Extracted data entries

##############################

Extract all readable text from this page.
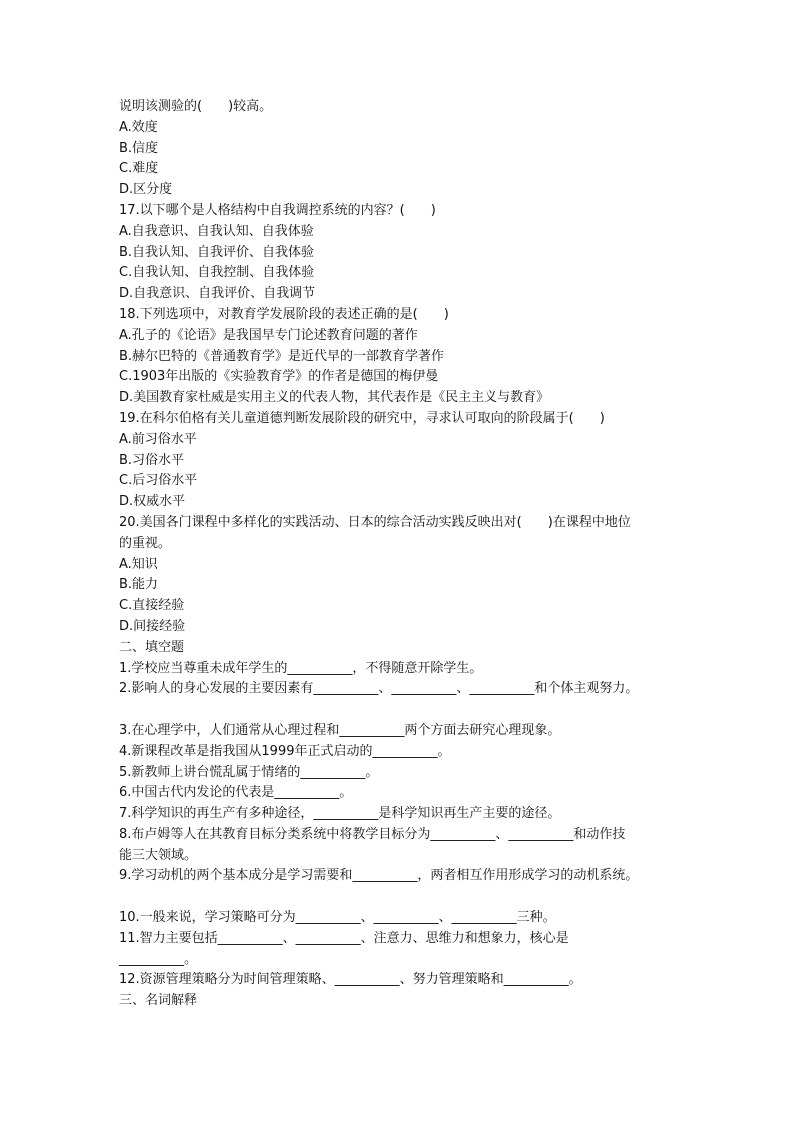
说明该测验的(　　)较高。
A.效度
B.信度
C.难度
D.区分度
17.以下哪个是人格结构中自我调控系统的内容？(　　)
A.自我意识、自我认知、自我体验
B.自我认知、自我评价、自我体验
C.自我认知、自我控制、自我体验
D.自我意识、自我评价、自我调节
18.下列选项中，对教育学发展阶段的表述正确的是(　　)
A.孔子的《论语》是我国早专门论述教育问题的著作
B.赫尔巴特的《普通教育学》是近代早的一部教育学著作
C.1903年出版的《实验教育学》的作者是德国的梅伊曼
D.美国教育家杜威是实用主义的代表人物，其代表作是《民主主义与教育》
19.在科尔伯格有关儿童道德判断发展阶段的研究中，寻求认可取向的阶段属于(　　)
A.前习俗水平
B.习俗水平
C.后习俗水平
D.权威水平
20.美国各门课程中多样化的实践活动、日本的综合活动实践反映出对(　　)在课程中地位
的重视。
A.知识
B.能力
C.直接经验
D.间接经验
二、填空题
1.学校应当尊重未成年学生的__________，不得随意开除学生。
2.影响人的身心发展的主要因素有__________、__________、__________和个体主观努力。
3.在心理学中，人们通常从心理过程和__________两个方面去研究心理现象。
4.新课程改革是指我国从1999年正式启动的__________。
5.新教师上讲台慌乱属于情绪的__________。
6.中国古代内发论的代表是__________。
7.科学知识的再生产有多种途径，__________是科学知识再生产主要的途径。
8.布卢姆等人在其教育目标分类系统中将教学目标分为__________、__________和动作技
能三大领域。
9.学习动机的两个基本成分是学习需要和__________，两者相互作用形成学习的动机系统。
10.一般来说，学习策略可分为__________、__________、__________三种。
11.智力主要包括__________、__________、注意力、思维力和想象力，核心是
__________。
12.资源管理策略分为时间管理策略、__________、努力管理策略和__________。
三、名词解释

##############################

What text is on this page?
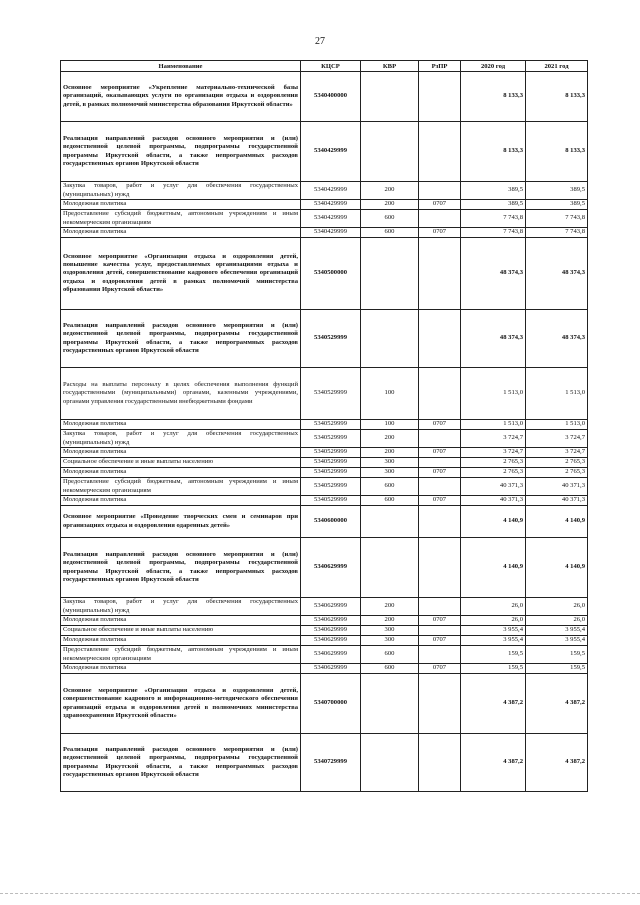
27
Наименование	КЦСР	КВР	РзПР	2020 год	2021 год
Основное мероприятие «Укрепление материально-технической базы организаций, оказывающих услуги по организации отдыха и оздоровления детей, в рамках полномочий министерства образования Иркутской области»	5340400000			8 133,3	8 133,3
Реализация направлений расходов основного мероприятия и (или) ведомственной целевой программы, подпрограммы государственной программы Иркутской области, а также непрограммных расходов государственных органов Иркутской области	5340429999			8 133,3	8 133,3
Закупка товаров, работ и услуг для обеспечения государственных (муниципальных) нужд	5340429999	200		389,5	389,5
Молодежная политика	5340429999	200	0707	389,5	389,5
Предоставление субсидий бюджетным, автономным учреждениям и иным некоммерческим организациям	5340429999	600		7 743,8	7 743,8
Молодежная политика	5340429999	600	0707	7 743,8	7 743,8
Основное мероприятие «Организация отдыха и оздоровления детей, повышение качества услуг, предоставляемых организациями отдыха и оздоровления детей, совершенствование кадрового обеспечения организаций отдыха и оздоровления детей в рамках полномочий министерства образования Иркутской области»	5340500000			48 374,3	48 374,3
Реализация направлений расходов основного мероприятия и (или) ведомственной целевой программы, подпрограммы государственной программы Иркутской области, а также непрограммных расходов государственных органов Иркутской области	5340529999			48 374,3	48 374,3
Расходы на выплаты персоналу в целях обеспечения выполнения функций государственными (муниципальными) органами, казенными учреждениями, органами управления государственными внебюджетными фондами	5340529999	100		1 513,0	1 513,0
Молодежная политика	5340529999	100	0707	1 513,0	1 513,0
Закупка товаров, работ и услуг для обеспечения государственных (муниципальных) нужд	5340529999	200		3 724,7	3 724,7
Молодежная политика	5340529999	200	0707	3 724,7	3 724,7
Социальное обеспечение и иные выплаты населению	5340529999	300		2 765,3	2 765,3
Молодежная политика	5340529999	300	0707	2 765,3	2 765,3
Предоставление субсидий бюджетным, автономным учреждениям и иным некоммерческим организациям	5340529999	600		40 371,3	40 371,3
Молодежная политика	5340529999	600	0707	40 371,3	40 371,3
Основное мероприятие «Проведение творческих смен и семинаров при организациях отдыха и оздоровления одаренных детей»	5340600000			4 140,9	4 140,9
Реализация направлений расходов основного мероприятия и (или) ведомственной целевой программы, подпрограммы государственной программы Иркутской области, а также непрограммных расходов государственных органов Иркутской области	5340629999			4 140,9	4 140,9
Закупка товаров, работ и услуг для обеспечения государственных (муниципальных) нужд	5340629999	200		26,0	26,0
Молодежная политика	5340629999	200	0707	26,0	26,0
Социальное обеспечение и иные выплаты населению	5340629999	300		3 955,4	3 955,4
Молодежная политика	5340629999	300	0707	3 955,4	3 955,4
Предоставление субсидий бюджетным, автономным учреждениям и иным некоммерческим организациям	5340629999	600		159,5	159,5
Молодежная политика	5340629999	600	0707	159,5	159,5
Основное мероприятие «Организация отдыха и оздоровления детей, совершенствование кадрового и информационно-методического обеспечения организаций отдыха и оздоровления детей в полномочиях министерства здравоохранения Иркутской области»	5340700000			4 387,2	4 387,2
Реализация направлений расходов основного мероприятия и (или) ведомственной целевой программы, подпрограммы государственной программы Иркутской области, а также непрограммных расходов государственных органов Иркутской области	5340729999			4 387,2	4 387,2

##############################

_Short task_: State how many lines of the listing include the word "министерства". Reply with the number alone.

_Finished exercise_: 3